SUPPLIED MATERIAL:
• • • • • • •
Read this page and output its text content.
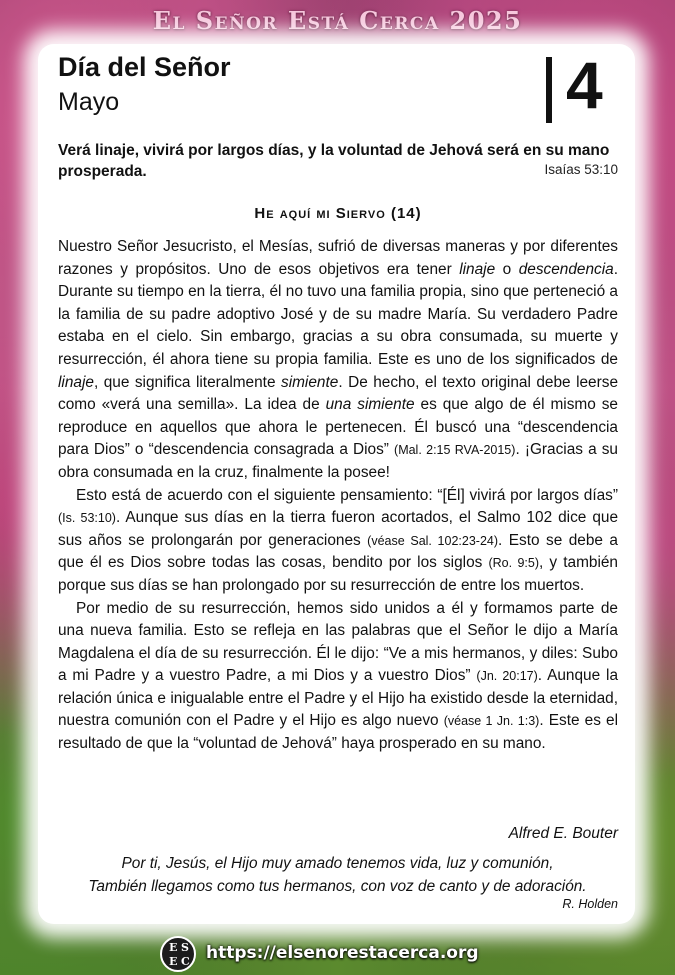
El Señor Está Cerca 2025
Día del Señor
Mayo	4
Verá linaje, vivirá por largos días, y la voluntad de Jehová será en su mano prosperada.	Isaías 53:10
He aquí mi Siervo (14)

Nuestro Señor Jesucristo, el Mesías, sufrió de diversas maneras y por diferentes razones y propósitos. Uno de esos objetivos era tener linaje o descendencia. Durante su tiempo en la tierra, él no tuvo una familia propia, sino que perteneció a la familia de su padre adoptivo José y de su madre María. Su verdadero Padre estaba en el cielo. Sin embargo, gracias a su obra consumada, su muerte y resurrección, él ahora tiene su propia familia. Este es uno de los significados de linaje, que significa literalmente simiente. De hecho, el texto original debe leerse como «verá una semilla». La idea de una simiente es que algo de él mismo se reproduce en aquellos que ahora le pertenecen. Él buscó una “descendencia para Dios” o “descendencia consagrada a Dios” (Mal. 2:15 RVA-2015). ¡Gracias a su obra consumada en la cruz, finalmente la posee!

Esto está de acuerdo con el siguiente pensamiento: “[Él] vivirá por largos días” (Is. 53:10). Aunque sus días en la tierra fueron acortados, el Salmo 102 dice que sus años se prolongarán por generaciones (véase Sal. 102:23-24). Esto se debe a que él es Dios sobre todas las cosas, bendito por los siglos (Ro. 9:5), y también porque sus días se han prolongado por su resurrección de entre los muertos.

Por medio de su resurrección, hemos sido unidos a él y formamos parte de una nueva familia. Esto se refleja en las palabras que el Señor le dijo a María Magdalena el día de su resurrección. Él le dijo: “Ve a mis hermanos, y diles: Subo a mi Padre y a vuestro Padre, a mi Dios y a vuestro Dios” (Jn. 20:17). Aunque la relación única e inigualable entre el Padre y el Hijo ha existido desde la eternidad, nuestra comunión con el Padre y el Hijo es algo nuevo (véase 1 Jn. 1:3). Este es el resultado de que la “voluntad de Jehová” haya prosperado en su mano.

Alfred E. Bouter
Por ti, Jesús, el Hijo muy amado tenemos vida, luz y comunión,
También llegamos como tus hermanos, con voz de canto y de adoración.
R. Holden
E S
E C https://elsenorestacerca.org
• • • • • • •
GIVEN REQUEST: Find each line with the string "Hijo" and copy it out.

THE RESULT:
Por medio de su resurrección, hemos sido unidos a él y formamos parte de una nueva familia. Esto se refleja en las palabras que el Señor le dijo a María Magdalena el día de su resurrección. Él le dijo: “Ve a mis hermanos, y diles: Subo a mi Padre y a vuestro Padre, a mi Dios y a vuestro Dios” (Jn. 20:17). Aunque la relación única e inigualable entre el Padre y el Hijo ha existido desde la eternidad, nuestra comunión con el Padre y el Hijo es algo nuevo (véase 1 Jn. 1:3). Este es el resultado de que la “voluntad de Jehová” haya prosperado en su mano.
Por ti, Jesús, el Hijo muy amado tenemos vida, luz y comunión,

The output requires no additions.